» **Given instruction**:
Reply with one number only: the count of lines below that contain the word "JSON".

» **Records supplied**:
··········

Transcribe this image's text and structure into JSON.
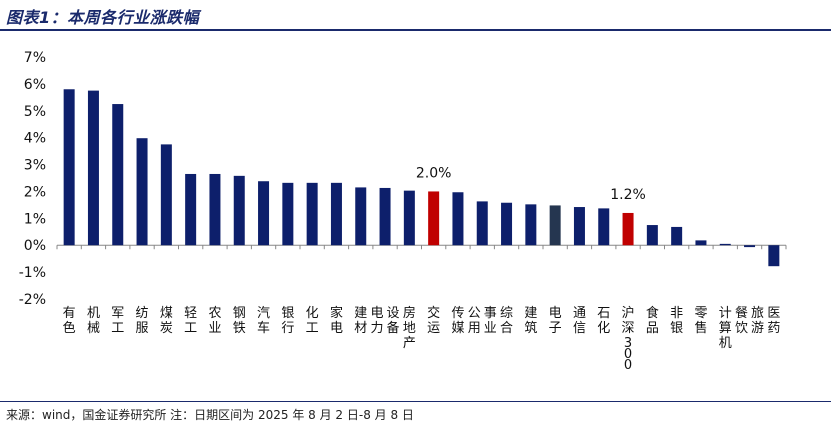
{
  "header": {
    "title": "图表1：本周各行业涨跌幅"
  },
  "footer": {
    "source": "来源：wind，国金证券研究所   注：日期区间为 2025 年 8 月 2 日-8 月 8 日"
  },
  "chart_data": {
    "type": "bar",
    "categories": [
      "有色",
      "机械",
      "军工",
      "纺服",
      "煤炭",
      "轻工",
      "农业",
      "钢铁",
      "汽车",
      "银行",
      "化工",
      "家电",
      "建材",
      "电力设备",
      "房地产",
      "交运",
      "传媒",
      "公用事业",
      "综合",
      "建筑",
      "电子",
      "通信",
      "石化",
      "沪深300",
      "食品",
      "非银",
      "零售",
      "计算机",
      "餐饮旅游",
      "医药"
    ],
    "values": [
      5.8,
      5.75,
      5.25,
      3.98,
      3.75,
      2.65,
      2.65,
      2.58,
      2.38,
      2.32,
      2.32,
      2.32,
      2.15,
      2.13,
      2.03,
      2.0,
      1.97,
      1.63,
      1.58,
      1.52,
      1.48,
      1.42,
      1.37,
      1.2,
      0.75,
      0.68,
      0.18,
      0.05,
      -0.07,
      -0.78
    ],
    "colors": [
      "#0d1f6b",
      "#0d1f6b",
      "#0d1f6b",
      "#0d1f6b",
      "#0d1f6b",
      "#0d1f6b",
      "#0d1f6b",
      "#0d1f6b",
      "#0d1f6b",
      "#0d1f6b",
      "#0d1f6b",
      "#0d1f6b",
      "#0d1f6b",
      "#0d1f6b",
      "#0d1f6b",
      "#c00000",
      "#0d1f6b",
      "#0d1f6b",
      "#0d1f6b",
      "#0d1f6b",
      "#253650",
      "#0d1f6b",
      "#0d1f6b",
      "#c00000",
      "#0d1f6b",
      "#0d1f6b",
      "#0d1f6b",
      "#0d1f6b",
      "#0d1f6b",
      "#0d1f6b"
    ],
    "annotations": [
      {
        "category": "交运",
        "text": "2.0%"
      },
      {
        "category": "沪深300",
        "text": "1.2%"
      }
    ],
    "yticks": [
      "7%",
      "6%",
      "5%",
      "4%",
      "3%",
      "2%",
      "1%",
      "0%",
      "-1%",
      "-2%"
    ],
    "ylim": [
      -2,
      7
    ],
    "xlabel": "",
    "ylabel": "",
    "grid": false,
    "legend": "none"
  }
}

··········

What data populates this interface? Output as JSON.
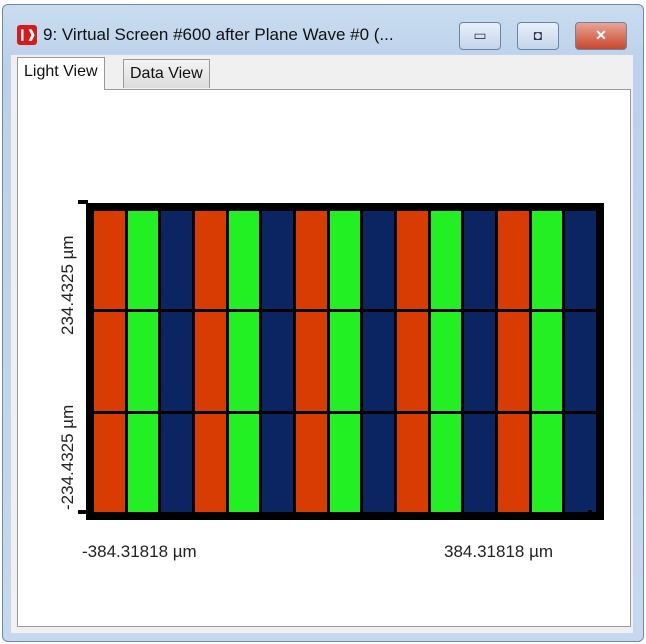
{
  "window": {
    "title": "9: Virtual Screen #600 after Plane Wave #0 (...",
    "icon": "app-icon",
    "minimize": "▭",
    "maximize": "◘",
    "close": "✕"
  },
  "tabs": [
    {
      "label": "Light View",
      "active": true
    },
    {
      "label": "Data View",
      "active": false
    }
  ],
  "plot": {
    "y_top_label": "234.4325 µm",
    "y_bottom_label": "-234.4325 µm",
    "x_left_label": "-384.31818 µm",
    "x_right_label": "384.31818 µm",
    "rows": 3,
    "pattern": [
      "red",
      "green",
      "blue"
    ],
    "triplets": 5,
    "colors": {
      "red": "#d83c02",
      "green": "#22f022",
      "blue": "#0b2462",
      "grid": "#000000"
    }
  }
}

··········

» **Exercise response**:
2